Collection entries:
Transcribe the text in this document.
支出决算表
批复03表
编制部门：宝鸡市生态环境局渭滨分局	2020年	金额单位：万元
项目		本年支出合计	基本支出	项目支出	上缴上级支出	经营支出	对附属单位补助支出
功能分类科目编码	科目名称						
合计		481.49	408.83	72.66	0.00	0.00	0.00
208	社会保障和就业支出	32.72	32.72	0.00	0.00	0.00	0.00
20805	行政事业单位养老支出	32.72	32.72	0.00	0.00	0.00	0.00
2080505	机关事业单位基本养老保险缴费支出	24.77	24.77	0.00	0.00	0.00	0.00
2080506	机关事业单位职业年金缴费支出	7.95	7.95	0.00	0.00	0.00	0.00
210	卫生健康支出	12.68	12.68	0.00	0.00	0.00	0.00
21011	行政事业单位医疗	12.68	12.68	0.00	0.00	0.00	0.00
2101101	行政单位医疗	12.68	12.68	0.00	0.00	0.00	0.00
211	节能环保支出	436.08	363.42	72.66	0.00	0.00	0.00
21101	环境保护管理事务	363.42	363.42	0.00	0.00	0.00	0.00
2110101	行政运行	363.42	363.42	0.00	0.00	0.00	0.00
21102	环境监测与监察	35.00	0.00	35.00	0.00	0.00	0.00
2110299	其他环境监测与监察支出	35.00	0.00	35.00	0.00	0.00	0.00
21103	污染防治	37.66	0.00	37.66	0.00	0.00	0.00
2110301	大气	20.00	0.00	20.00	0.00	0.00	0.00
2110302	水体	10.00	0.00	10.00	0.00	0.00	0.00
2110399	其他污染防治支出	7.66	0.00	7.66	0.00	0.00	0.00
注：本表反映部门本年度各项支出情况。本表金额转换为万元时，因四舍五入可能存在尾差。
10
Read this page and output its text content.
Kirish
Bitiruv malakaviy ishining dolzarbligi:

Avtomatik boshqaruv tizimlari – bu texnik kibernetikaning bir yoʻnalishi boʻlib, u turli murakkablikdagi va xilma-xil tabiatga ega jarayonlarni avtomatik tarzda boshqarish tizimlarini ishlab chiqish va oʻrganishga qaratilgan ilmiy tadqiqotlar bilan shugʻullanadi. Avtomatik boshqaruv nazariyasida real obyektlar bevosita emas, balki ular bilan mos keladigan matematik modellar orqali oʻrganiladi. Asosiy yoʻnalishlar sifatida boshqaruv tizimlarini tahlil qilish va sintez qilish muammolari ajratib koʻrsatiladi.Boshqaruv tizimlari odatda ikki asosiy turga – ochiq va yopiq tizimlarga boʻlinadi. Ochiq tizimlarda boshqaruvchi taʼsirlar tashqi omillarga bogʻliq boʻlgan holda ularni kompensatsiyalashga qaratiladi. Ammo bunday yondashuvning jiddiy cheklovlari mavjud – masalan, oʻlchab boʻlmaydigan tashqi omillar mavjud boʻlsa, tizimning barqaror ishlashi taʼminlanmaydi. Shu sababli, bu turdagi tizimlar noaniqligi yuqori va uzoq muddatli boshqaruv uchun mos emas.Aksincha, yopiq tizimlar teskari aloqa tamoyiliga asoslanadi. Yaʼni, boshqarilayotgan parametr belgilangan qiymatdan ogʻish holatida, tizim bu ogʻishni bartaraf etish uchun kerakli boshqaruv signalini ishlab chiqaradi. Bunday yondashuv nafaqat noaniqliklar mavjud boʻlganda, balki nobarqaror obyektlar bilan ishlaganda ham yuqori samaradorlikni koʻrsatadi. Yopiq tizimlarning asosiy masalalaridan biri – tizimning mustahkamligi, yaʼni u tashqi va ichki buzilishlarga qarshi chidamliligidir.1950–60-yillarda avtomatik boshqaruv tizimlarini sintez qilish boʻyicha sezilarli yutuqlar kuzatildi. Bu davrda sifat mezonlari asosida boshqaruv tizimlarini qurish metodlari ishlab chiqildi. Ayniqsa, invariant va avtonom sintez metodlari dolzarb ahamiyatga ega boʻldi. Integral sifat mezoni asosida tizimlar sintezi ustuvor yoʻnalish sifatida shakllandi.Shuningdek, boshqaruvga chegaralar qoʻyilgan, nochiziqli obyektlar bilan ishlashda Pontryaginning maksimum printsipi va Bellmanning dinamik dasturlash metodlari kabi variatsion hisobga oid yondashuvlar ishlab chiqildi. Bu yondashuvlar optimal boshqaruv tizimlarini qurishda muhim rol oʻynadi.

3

EXERCISE INSTRUCTIONS :: Check each line of the records above for the word "this", then give the number of lines that have it, with no other words.

FULL SOLUTION :: 2